** Record excerpts **
»»

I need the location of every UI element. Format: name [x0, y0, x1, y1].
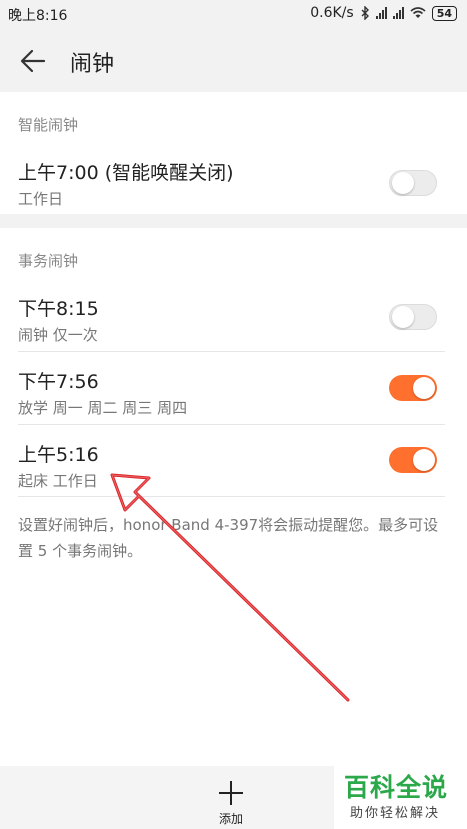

««
»»

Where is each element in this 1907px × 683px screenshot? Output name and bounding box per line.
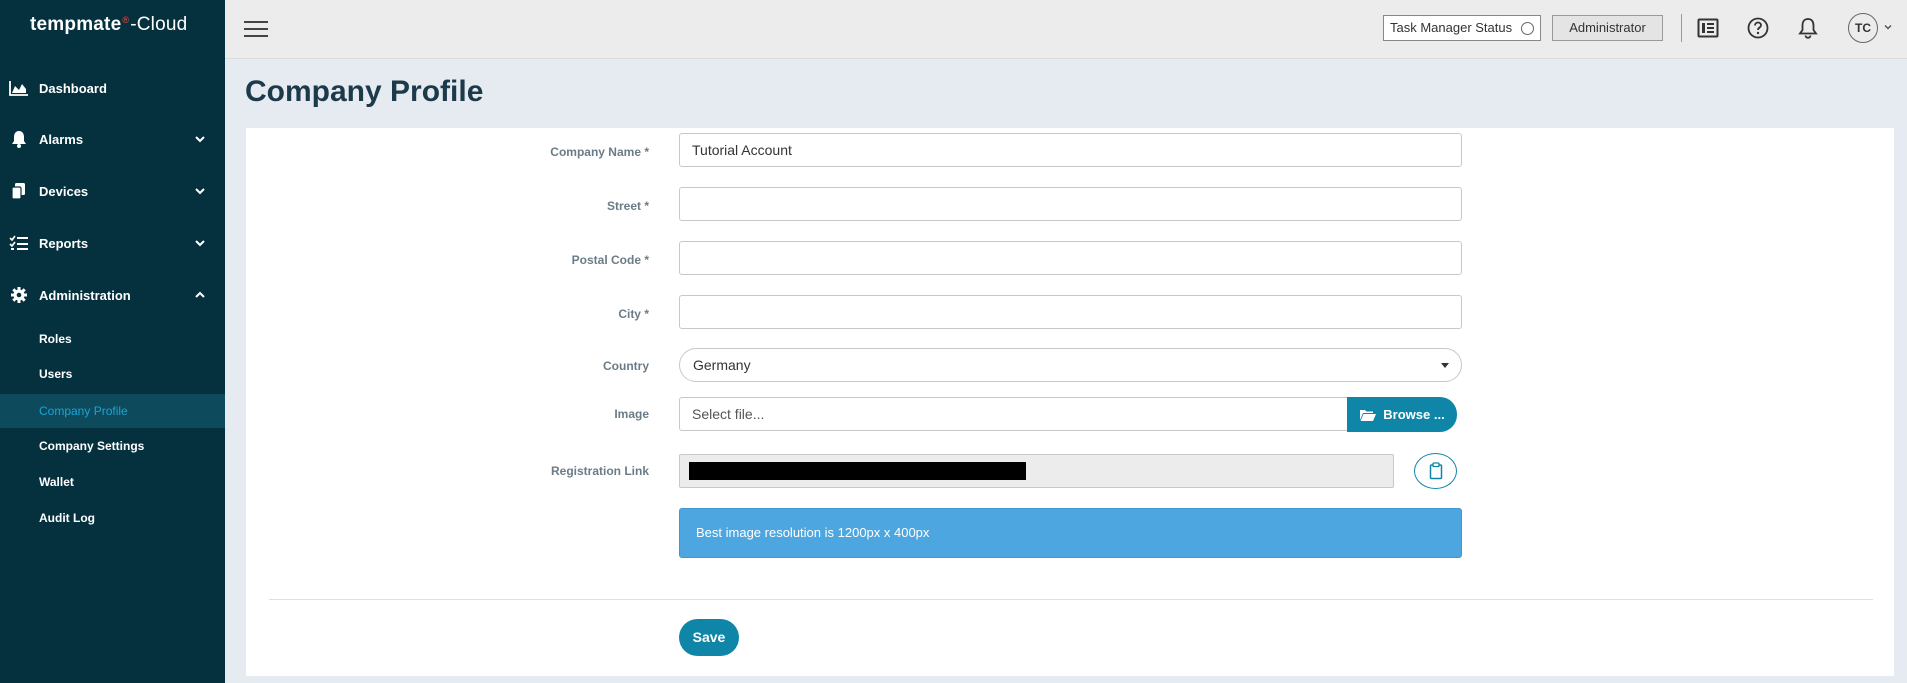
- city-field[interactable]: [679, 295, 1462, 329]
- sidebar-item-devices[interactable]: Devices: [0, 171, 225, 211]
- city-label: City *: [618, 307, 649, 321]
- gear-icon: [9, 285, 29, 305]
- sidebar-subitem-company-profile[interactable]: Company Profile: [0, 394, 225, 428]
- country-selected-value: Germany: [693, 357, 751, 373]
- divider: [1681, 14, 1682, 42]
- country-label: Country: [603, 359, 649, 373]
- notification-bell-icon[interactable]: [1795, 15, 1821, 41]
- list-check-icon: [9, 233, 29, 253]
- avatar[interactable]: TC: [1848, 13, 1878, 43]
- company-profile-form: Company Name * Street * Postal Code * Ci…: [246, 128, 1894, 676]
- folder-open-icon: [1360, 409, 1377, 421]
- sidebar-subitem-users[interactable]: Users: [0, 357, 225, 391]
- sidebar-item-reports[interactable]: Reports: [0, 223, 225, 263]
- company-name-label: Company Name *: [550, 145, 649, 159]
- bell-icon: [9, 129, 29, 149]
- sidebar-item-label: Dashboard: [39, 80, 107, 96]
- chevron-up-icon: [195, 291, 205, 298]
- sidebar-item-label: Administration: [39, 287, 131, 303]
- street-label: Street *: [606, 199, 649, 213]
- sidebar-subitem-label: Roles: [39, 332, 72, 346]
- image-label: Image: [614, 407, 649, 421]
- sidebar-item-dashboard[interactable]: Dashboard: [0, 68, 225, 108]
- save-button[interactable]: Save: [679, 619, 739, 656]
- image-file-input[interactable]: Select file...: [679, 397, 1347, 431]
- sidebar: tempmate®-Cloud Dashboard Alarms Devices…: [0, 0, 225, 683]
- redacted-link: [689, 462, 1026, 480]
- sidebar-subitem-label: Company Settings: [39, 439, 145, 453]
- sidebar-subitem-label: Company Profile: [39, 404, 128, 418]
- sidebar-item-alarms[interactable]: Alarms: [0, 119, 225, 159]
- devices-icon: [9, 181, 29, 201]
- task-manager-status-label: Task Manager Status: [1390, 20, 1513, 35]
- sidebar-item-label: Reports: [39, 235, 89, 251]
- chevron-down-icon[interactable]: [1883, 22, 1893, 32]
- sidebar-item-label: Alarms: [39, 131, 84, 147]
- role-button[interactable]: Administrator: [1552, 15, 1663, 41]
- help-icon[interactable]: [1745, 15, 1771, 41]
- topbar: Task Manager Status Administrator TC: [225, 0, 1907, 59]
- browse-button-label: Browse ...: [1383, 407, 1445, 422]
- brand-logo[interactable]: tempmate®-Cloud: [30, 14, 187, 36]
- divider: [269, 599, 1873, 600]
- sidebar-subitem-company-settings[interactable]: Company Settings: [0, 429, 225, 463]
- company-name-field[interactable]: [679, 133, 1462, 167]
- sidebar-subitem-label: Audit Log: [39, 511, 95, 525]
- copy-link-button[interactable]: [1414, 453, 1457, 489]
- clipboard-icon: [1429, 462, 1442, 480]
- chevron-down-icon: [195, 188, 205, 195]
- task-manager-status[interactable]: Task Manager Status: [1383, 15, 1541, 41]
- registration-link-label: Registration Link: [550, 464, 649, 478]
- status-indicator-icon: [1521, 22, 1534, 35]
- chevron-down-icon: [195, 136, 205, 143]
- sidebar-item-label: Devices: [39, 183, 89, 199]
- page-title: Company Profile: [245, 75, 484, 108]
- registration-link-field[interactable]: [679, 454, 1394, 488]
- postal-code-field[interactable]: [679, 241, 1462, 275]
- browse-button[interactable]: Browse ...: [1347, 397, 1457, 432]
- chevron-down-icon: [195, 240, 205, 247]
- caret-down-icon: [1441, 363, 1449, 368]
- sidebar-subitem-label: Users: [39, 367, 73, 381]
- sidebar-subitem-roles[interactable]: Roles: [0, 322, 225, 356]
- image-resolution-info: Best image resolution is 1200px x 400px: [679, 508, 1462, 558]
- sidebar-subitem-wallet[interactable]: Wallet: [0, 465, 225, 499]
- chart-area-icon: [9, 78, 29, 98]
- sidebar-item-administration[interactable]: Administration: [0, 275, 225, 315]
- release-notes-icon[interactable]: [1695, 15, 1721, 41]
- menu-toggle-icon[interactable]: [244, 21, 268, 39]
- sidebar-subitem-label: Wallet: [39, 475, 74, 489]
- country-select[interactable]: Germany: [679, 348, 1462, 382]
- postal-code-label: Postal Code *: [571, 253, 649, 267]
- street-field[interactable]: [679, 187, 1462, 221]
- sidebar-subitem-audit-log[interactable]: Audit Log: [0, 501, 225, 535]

««

** Exercise **
Please convert the entries from the line with "Where is each" through the line with "- avatar[interactable]: TC: [1848, 13, 1878, 43]" into a Markdown table with the columns Row and Text, one numbered row per line and no blank lines. Leave the pictures out.

** Exercise output **
| Row | Text |
|---|---|
| 1 | Where is each element in this 1907px × 683px screenshot? Output name and bounding box per line. |
| 2 | - city-field[interactable]: [679, 295, 1462, 329] |
| 3 | - sidebar-item-devices[interactable]: Devices: [0, 171, 225, 211] |
| 4 | - city-label: City *: [618, 307, 649, 321] |
| 5 | - gear-icon: [9, 285, 29, 305] |
| 6 | - sidebar-subitem-company-profile[interactable]: Company Profile: [0, 394, 225, 428] |
| 7 | - country-selected-value: Germany: [693, 357, 751, 373] |
| 8 | - divider: [1681, 14, 1682, 42] |
| 9 | - country-label: Country: [603, 359, 649, 373] |
| 10 | - notification-bell-icon[interactable]: [1795, 15, 1821, 41] |
| 11 | - list-check-icon: [9, 233, 29, 253] |
| 12 | - avatar[interactable]: TC: [1848, 13, 1878, 43] |